■ Provided material ■
..............................
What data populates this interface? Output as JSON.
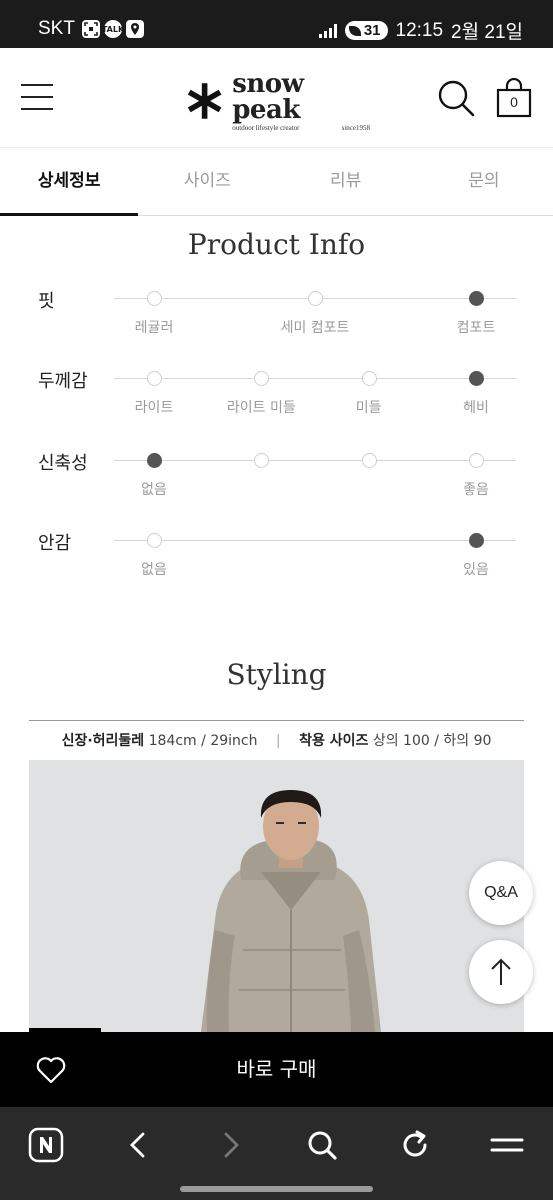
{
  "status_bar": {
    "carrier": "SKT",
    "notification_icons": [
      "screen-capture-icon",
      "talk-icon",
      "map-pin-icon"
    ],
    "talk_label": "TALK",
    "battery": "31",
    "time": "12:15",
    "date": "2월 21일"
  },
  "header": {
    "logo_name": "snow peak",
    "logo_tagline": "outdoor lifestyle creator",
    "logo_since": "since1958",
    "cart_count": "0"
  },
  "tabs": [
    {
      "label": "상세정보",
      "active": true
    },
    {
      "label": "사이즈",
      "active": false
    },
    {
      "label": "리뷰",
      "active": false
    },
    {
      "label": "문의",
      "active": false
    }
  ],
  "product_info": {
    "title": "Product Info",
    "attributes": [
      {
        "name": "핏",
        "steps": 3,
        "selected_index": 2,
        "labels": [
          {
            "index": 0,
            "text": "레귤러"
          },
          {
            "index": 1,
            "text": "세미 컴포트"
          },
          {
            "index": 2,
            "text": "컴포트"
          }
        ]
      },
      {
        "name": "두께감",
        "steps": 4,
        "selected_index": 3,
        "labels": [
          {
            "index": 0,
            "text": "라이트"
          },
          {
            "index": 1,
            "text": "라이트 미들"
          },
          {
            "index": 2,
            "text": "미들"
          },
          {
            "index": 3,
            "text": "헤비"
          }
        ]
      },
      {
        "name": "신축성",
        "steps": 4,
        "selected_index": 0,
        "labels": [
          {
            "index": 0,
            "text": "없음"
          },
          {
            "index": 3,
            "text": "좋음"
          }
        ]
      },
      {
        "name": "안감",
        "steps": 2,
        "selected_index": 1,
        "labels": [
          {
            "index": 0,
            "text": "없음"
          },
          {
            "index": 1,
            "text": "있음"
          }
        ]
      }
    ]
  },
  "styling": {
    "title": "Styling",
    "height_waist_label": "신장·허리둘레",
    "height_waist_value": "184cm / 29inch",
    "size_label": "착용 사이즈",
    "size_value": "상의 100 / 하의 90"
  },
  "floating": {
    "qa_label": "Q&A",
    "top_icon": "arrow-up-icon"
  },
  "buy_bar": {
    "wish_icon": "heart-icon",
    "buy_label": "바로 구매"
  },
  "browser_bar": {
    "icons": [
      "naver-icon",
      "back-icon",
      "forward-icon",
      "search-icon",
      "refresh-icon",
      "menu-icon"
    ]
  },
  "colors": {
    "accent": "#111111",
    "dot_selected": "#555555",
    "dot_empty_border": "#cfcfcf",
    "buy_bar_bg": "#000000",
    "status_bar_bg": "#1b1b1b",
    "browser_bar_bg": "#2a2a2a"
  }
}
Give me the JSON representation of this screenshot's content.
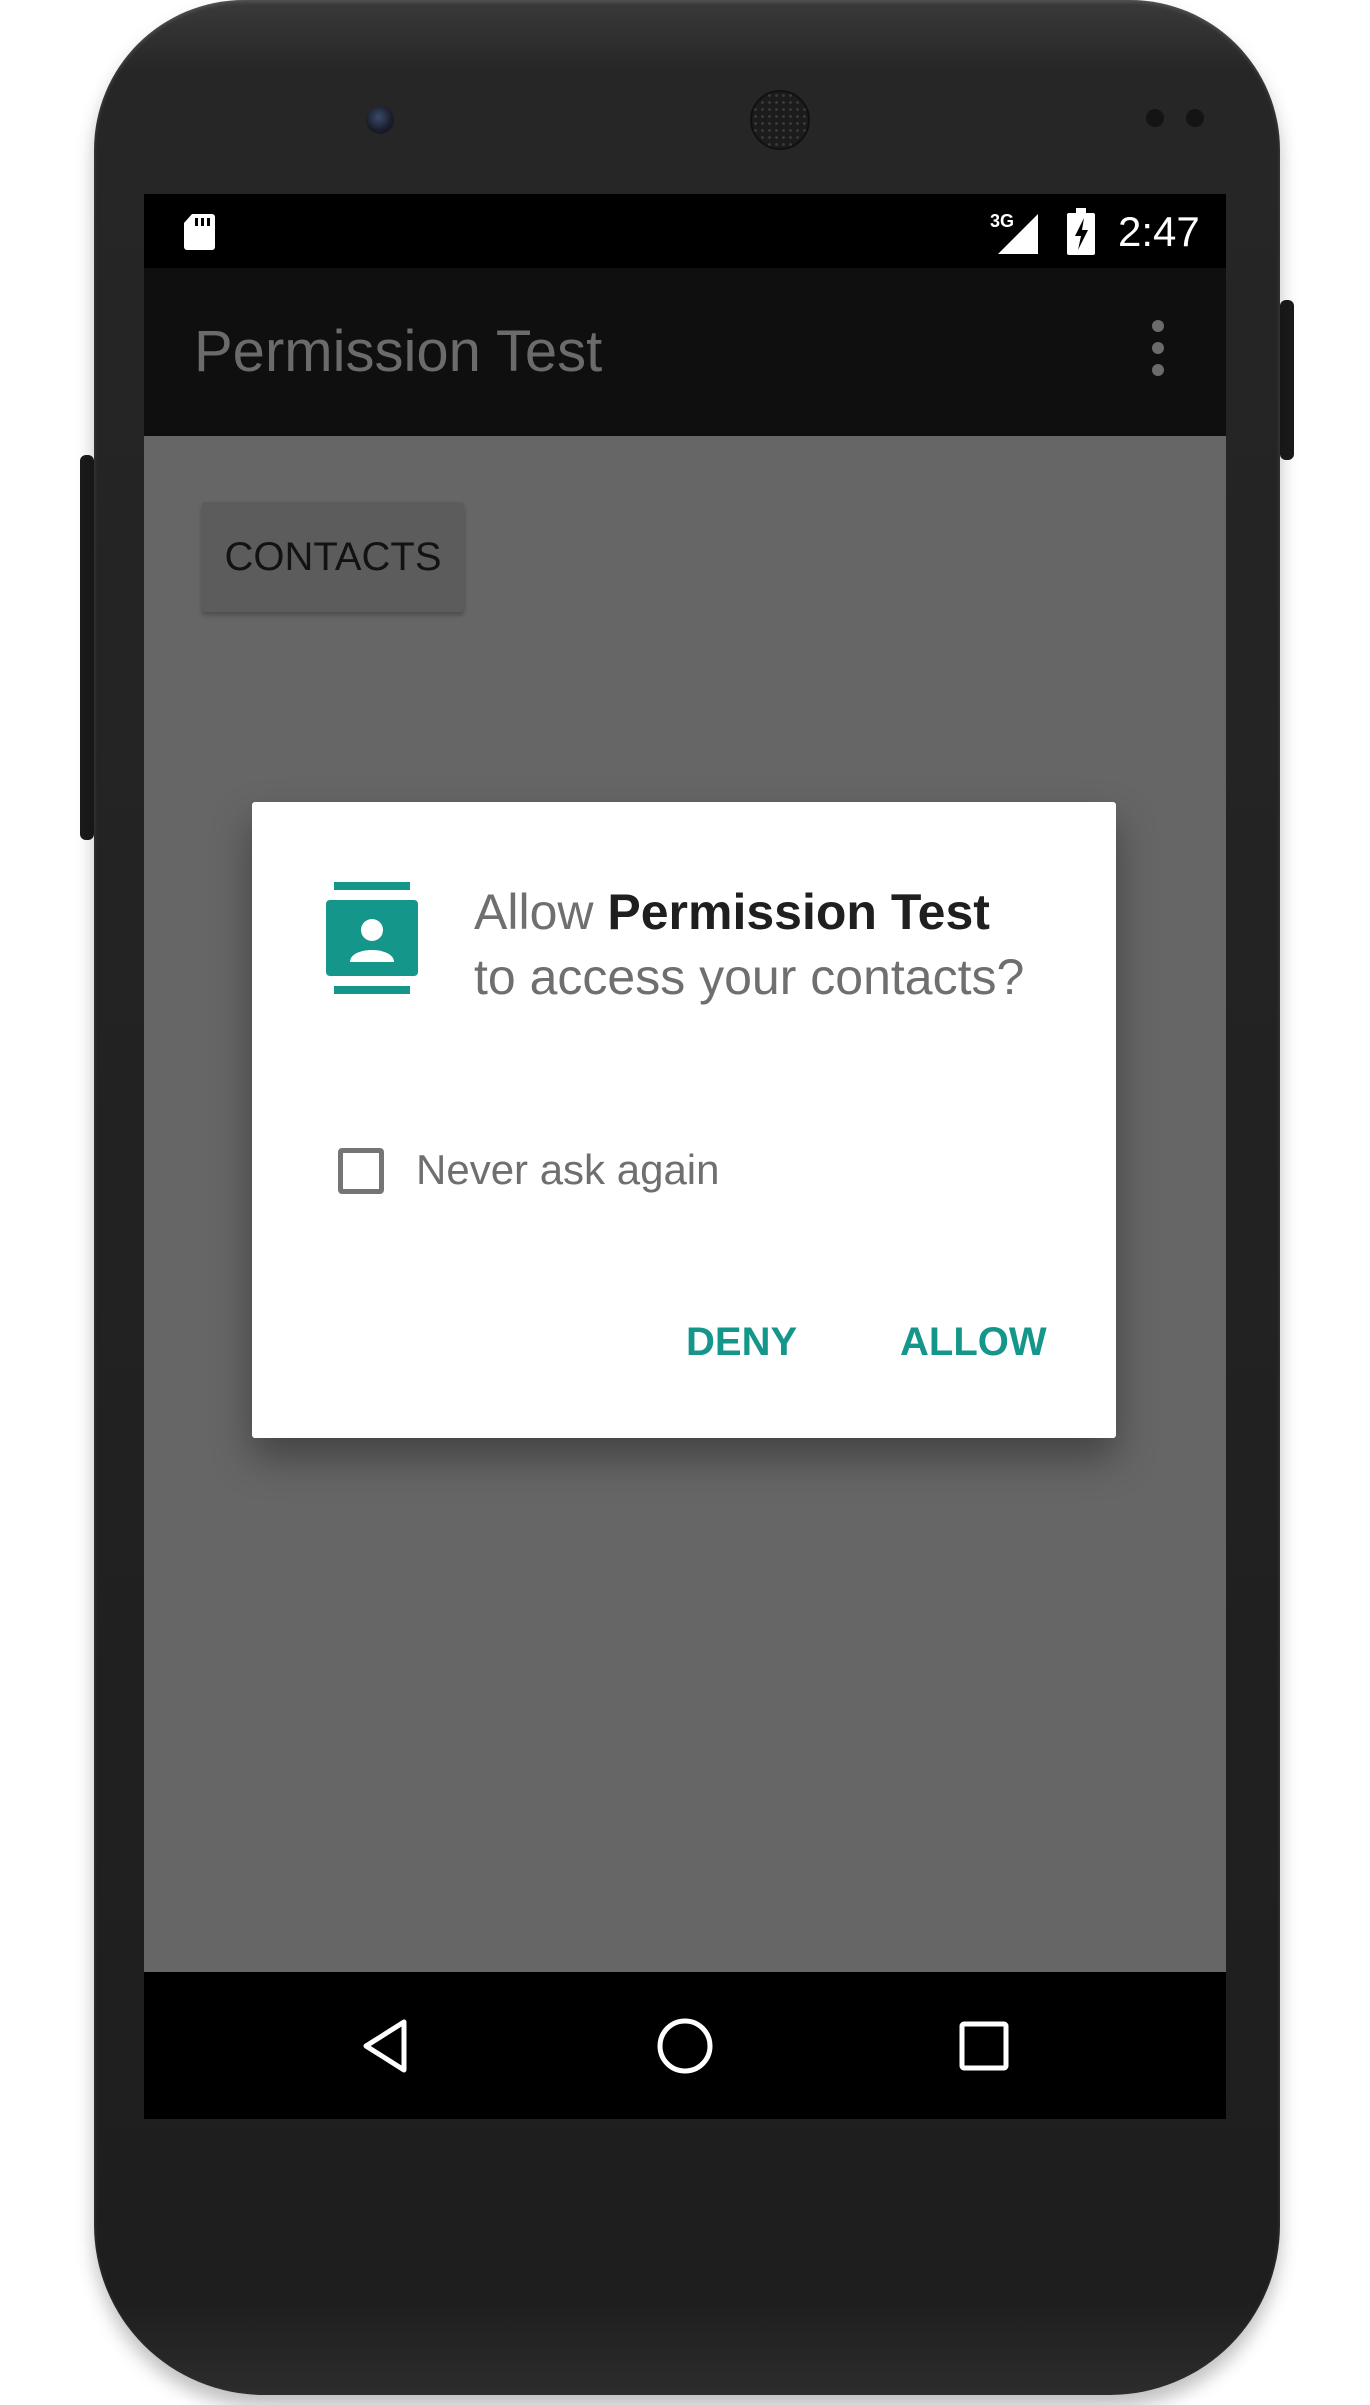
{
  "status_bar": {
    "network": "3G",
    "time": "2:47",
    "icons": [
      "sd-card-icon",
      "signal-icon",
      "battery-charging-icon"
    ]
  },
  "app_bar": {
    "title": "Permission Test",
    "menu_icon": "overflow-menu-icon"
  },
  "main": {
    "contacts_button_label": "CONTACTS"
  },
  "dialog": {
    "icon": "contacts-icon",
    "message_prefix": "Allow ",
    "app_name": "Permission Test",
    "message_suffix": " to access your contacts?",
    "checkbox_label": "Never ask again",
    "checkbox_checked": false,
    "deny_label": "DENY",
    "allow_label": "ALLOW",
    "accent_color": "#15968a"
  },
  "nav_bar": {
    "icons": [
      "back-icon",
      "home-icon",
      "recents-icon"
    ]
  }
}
..............................
■ What you will do ■
Drop the images and repeat the data exactly.

■ Output for this task ■
What data populates this interface? Output as JSON.
{
  "status_bar": {
    "carrier": "SKT",
    "notification_icons": [
      "screen-capture-icon",
      "talk-icon",
      "map-pin-icon"
    ],
    "talk_label": "TALK",
    "battery": "31",
    "time": "12:15",
    "date": "2월 21일"
  },
  "header": {
    "logo_name": "snow peak",
    "logo_tagline": "outdoor lifestyle creator",
    "logo_since": "since1958",
    "cart_count": "0"
  },
  "tabs": [
    {
      "label": "상세정보",
      "active": true
    },
    {
      "label": "사이즈",
      "active": false
    },
    {
      "label": "리뷰",
      "active": false
    },
    {
      "label": "문의",
      "active": false
    }
  ],
  "product_info": {
    "title": "Product Info",
    "attributes": [
      {
        "name": "핏",
        "steps": 3,
        "selected_index": 2,
        "labels": [
          {
            "index": 0,
            "text": "레귤러"
          },
          {
            "index": 1,
            "text": "세미 컴포트"
          },
          {
            "index": 2,
            "text": "컴포트"
          }
        ]
      },
      {
        "name": "두께감",
        "steps": 4,
        "selected_index": 3,
        "labels": [
          {
            "index": 0,
            "text": "라이트"
          },
          {
            "index": 1,
            "text": "라이트 미들"
          },
          {
            "index": 2,
            "text": "미들"
          },
          {
            "index": 3,
            "text": "헤비"
          }
        ]
      },
      {
        "name": "신축성",
        "steps": 4,
        "selected_index": 0,
        "labels": [
          {
            "index": 0,
            "text": "없음"
          },
          {
            "index": 3,
            "text": "좋음"
          }
        ]
      },
      {
        "name": "안감",
        "steps": 2,
        "selected_index": 1,
        "labels": [
          {
            "index": 0,
            "text": "없음"
          },
          {
            "index": 1,
            "text": "있음"
          }
        ]
      }
    ]
  },
  "styling": {
    "title": "Styling",
    "height_waist_label": "신장·허리둘레",
    "height_waist_value": "184cm / 29inch",
    "size_label": "착용 사이즈",
    "size_value": "상의 100 / 하의 90"
  },
  "floating": {
    "qa_label": "Q&A",
    "top_icon": "arrow-up-icon"
  },
  "buy_bar": {
    "wish_icon": "heart-icon",
    "buy_label": "바로 구매"
  },
  "browser_bar": {
    "icons": [
      "naver-icon",
      "back-icon",
      "forward-icon",
      "search-icon",
      "refresh-icon",
      "menu-icon"
    ]
  },
  "colors": {
    "accent": "#111111",
    "dot_selected": "#555555",
    "dot_empty_border": "#cfcfcf",
    "buy_bar_bg": "#000000",
    "status_bar_bg": "#1b1b1b",
    "browser_bar_bg": "#2a2a2a"
  }
}
Give me the JSON representation of this screenshot's content.
{
  "status_bar": {
    "network": "3G",
    "time": "2:47",
    "icons": [
      "sd-card-icon",
      "signal-icon",
      "battery-charging-icon"
    ]
  },
  "app_bar": {
    "title": "Permission Test",
    "menu_icon": "overflow-menu-icon"
  },
  "main": {
    "contacts_button_label": "CONTACTS"
  },
  "dialog": {
    "icon": "contacts-icon",
    "message_prefix": "Allow ",
    "app_name": "Permission Test",
    "message_suffix": " to access your contacts?",
    "checkbox_label": "Never ask again",
    "checkbox_checked": false,
    "deny_label": "DENY",
    "allow_label": "ALLOW",
    "accent_color": "#15968a"
  },
  "nav_bar": {
    "icons": [
      "back-icon",
      "home-icon",
      "recents-icon"
    ]
  }
}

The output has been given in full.